● **Materials provided**:
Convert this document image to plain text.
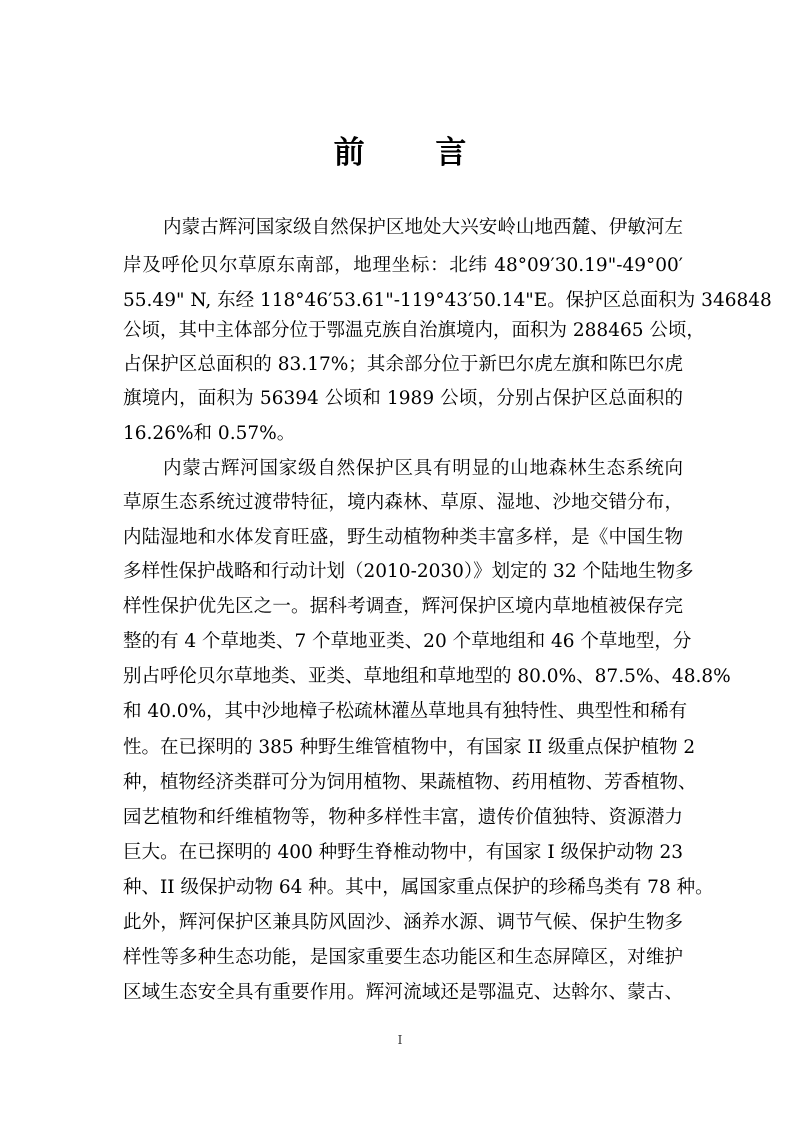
前 言
内蒙古辉河国家级自然保护区地处大兴安岭山地西麓、伊敏河左
岸及呼伦贝尔草原东南部，地理坐标：北纬 48°09′30.19"-49°00′
55.49" N, 东经 118°46′53.61"-119°43′50.14"E。保护区总面积为 346848
公顷，其中主体部分位于鄂温克族自治旗境内，面积为 288465 公顷，
占保护区总面积的 83.17%；其余部分位于新巴尔虎左旗和陈巴尔虎
旗境内，面积为 56394 公顷和 1989 公顷，分别占保护区总面积的
16.26%和 0.57%。
内蒙古辉河国家级自然保护区具有明显的山地森林生态系统向
草原生态系统过渡带特征，境内森林、草原、湿地、沙地交错分布，
内陆湿地和水体发育旺盛，野生动植物种类丰富多样，是《中国生物
多样性保护战略和行动计划（2010-2030）》划定的 32 个陆地生物多
样性保护优先区之一。据科考调查，辉河保护区境内草地植被保存完
整的有 4 个草地类、7 个草地亚类、20 个草地组和 46 个草地型，分
别占呼伦贝尔草地类、亚类、草地组和草地型的 80.0%、87.5%、48.8%
和 40.0%，其中沙地樟子松疏林灌丛草地具有独特性、典型性和稀有
性。在已探明的 385 种野生维管植物中，有国家 II 级重点保护植物 2
种，植物经济类群可分为饲用植物、果蔬植物、药用植物、芳香植物、
园艺植物和纤维植物等，物种多样性丰富，遗传价值独特、资源潜力
巨大。在已探明的 400 种野生脊椎动物中，有国家 I 级保护动物 23
种、II 级保护动物 64 种。其中，属国家重点保护的珍稀鸟类有 78 种。
此外，辉河保护区兼具防风固沙、涵养水源、调节气候、保护生物多
样性等多种生态功能，是国家重要生态功能区和生态屏障区，对维护
区域生态安全具有重要作用。辉河流域还是鄂温克、达斡尔、蒙古、
I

● **Stated task**: Every line should be retyped exactly, with the pictures omitted.

● **Task output**:
Convert this document image to plain text.
前 言
内蒙古辉河国家级自然保护区地处大兴安岭山地西麓、伊敏河左
岸及呼伦贝尔草原东南部，地理坐标：北纬 48°09′30.19"-49°00′
55.49" N, 东经 118°46′53.61"-119°43′50.14"E。保护区总面积为 346848
公顷，其中主体部分位于鄂温克族自治旗境内，面积为 288465 公顷，
占保护区总面积的 83.17%；其余部分位于新巴尔虎左旗和陈巴尔虎
旗境内，面积为 56394 公顷和 1989 公顷，分别占保护区总面积的
16.26%和 0.57%。
内蒙古辉河国家级自然保护区具有明显的山地森林生态系统向
草原生态系统过渡带特征，境内森林、草原、湿地、沙地交错分布，
内陆湿地和水体发育旺盛，野生动植物种类丰富多样，是《中国生物
多样性保护战略和行动计划（2010-2030）》划定的 32 个陆地生物多
样性保护优先区之一。据科考调查，辉河保护区境内草地植被保存完
整的有 4 个草地类、7 个草地亚类、20 个草地组和 46 个草地型，分
别占呼伦贝尔草地类、亚类、草地组和草地型的 80.0%、87.5%、48.8%
和 40.0%，其中沙地樟子松疏林灌丛草地具有独特性、典型性和稀有
性。在已探明的 385 种野生维管植物中，有国家 II 级重点保护植物 2
种，植物经济类群可分为饲用植物、果蔬植物、药用植物、芳香植物、
园艺植物和纤维植物等，物种多样性丰富，遗传价值独特、资源潜力
巨大。在已探明的 400 种野生脊椎动物中，有国家 I 级保护动物 23
种、II 级保护动物 64 种。其中，属国家重点保护的珍稀鸟类有 78 种。
此外，辉河保护区兼具防风固沙、涵养水源、调节气候、保护生物多
样性等多种生态功能，是国家重要生态功能区和生态屏障区，对维护
区域生态安全具有重要作用。辉河流域还是鄂温克、达斡尔、蒙古、
I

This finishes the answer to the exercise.